## BEGIN
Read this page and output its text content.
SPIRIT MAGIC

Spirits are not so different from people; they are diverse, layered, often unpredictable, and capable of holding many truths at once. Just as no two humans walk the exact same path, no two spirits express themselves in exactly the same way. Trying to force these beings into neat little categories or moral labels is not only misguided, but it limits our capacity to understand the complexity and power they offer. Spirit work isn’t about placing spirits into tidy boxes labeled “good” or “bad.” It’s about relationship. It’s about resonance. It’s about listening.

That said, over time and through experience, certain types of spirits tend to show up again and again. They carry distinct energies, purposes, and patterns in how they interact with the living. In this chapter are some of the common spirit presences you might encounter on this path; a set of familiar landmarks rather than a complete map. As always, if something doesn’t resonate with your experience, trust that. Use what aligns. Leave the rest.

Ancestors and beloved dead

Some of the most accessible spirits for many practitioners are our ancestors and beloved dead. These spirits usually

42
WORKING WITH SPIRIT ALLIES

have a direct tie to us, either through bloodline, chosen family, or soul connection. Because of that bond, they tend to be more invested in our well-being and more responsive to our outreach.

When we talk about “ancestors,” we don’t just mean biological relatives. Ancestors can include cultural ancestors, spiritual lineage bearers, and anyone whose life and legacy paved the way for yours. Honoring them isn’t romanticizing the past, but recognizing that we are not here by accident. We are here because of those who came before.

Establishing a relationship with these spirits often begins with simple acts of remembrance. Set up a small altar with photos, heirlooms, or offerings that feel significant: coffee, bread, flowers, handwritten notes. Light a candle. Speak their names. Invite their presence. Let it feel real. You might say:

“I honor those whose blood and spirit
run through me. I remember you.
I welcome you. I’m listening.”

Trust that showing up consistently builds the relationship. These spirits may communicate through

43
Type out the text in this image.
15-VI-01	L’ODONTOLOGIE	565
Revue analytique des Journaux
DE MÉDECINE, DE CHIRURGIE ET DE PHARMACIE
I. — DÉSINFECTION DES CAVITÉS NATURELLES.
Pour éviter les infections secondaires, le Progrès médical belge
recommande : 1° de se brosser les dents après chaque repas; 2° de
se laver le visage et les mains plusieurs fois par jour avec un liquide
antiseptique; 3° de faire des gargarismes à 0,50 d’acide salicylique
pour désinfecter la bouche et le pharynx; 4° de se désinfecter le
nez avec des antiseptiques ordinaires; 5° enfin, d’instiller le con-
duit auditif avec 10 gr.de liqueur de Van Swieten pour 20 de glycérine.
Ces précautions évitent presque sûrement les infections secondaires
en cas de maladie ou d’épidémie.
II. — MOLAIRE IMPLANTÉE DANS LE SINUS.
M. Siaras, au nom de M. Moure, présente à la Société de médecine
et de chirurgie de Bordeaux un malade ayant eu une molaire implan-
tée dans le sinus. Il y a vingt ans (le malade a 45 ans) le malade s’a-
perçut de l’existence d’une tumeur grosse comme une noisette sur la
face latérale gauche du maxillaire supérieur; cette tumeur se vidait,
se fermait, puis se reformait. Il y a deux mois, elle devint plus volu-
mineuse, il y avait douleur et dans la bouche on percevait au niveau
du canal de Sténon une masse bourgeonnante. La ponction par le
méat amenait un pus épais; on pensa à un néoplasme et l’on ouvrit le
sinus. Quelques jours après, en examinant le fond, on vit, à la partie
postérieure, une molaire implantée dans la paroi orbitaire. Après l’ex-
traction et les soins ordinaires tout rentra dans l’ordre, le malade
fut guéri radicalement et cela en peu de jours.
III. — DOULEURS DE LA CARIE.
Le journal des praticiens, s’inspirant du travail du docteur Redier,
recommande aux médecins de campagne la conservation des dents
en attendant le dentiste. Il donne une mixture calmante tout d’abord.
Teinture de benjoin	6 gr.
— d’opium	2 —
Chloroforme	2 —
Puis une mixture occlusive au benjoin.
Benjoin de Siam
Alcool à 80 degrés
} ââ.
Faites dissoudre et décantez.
## END
What is required: Extract, from the listing above, every line where the string "relationship" occurs.

Exercise solution:
Spirits are not so different from people; they are diverse, layered, often unpredictable, and capable of holding many truths at once. Just as no two humans walk the exact same path, no two spirits express themselves in exactly the same way. Trying to force these beings into neat little categories or moral labels is not only misguided, but it limits our capacity to understand the complexity and power they offer. Spirit work isn’t about placing spirits into tidy boxes labeled “good” or “bad.” It’s about relationship. It’s about resonance. It’s about listening.
Establishing a relationship with these spirits often begins with simple acts of remembrance. Set up a small altar with photos, heirlooms, or offerings that feel significant: coffee, bread, flowers, handwritten notes. Light a candle. Speak their names. Invite their presence. Let it feel real. You might say:
Trust that showing up consistently builds the relationship. These spirits may communicate through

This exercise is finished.